** INPUT ROWS **
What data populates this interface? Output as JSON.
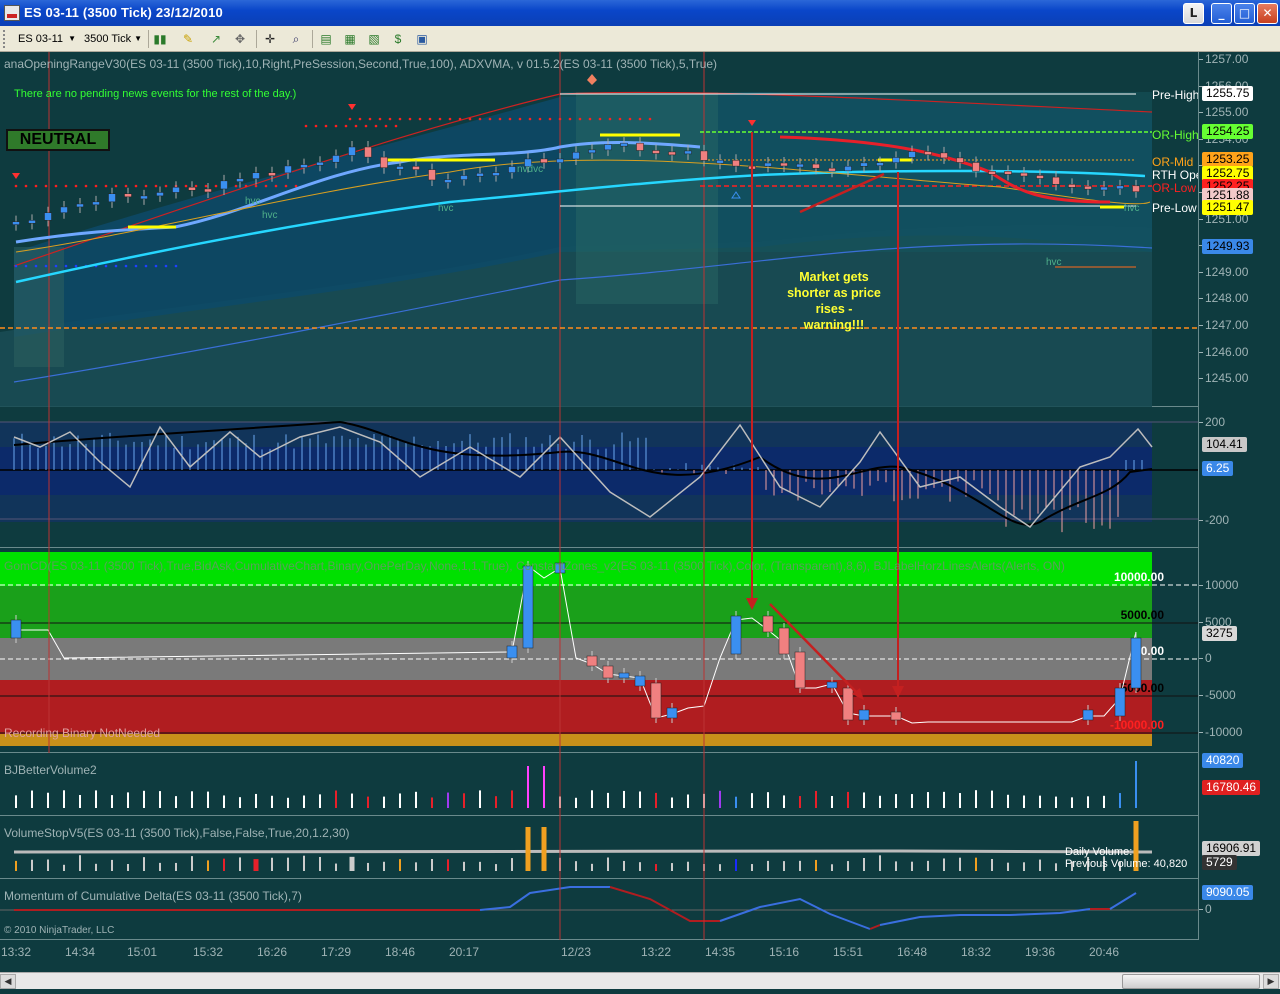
{
  "window": {
    "title": "ES 03-11  (3500 Tick)  23/12/2010",
    "help_label": "L",
    "min_label": "_",
    "max_label": "□",
    "close_label": "✕"
  },
  "toolbar": {
    "instrument": "ES 03-11",
    "period": "3500 Tick",
    "icons": [
      "bar-chart-icon",
      "pencil-icon",
      "cursor-icon",
      "crosshair-icon",
      "zoom-icon",
      "properties-icon",
      "strategies-icon",
      "chart-icon",
      "dollar-icon",
      "data-box-icon"
    ]
  },
  "price_panel": {
    "indicator_label": "anaOpeningRangeV30(ES 03-11  (3500 Tick),10,Right,PreSession,Second,True,100),  ADXVMA,  v 01.5.2(ES 03-11  (3500 Tick),5,True)",
    "status_badge": "NEUTRAL",
    "news_text": "There are no pending news events for the rest of the day.)",
    "annotation": "Market gets shorter as price rises  - warning!!!",
    "levels": [
      {
        "label": "Pre-High",
        "value": "1255.75",
        "color": "#ffffff",
        "bg": "#ffffff",
        "fg": "#000000"
      },
      {
        "label": "OR-High",
        "value": "1254.25",
        "color": "#66ff33",
        "bg": "#66ff33",
        "fg": "#000000"
      },
      {
        "label": "OR-Mid",
        "value": "1253.25",
        "color": "#ffa31a",
        "bg": "#ffa31a",
        "fg": "#000000"
      },
      {
        "label": "RTH Open",
        "value": "1252.75",
        "color": "#ffffff",
        "bg": "#ffff00",
        "fg": "#000000"
      },
      {
        "label": "OR-Low",
        "value": "1252.25",
        "color": "#ff2020",
        "bg": "#ff2020",
        "fg": "#000000"
      },
      {
        "label": "Pre-Low",
        "value": "1251.88",
        "color": "#ffffff",
        "bg": "#f2c9c9",
        "fg": "#000000"
      },
      {
        "label": "",
        "value": "1251.47",
        "color": "#ffffff",
        "bg": "#ffff00",
        "fg": "#000000"
      },
      {
        "label": "",
        "value": "1249.93",
        "color": "#ffffff",
        "bg": "#3a88e8",
        "fg": "#000000"
      }
    ],
    "ticks": [
      "1257.00",
      "1256.00",
      "1255.00",
      "1254.00",
      "1253.00",
      "1252.00",
      "1251.00",
      "1250.00",
      "1249.00",
      "1248.00",
      "1247.00",
      "1246.00",
      "1245.00"
    ],
    "hvc_labels": [
      "hvc",
      "hvc",
      "nvdvc",
      "hvc",
      "hvc",
      "hvc"
    ]
  },
  "osc_panel": {
    "ticks": [
      "200",
      "-200"
    ],
    "value_a": "104.41",
    "value_b": "6.25"
  },
  "gom_panel": {
    "label": "GomCD(ES 03-11  (3500 Tick),True,BidAsk,CumulativeChart,Binary,OnePerDay,None,1,1,True),  ConstantZones_v2(ES 03-11  (3500 Tick),Color, (Transparent),8,6),  BJLabelHorzLinesAlerts(Alerts, ON)",
    "recording_text": "Recording Binary NotNeeded",
    "zone_labels": [
      "10000.00",
      "5000.00",
      "0.00",
      "-5000.00",
      "-10000.00"
    ],
    "ticks": [
      "10000",
      "5000",
      "0",
      "-5000",
      "-10000"
    ],
    "value": "3275"
  },
  "bjvol_panel": {
    "label": "BJBetterVolume2",
    "value_a": "40820",
    "value_b": "16780.46"
  },
  "vstop_panel": {
    "label": "VolumeStopV5(ES 03-11 (3500 Tick),False,False,True,20,1.2,30)",
    "daily_volume": "Daily Volume:",
    "previous_volume": "Previous Volume: 40,820",
    "value_a": "16906.91",
    "value_b": "5729"
  },
  "momentum_panel": {
    "label": "Momentum of Cumulative Delta(ES 03-11 (3500 Tick),7)",
    "copyright": "© 2010 NinjaTrader, LLC",
    "value": "9090.05",
    "zero_tick": "0"
  },
  "x_axis": [
    "13:32",
    "14:34",
    "15:01",
    "15:32",
    "16:26",
    "17:29",
    "18:46",
    "20:17",
    "12/23",
    "13:22",
    "14:35",
    "15:16",
    "15:51",
    "16:48",
    "18:32",
    "19:36",
    "20:46"
  ],
  "colors": {
    "background": "#0e3b3f",
    "up": "#3a8ff0",
    "down": "#f08080",
    "vma": "#26d7ff"
  }
}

** WHAT YOU HAVE TO DO **
Where a line in the entries holds the word "data", copy that line.

** WORKED SOLUTION **
What data populates this interface? Output as JSON.
      "data-box-icon"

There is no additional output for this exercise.